Supplied information:
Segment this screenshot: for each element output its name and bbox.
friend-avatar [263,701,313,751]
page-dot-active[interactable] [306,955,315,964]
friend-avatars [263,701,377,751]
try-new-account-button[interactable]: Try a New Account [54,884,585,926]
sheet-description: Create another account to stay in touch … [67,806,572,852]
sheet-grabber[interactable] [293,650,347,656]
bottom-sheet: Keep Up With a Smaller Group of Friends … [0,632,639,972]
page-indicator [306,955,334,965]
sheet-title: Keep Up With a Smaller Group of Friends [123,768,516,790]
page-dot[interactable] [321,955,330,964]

Task details:
Report each line of the material that contains the string "Friends", copying those lines in full.

Completed task:
bottom-sheet: Keep Up With a Smaller Group of Friends … [0,632,639,972]
sheet-title: Keep Up With a Smaller Group of Friends [123,768,516,790]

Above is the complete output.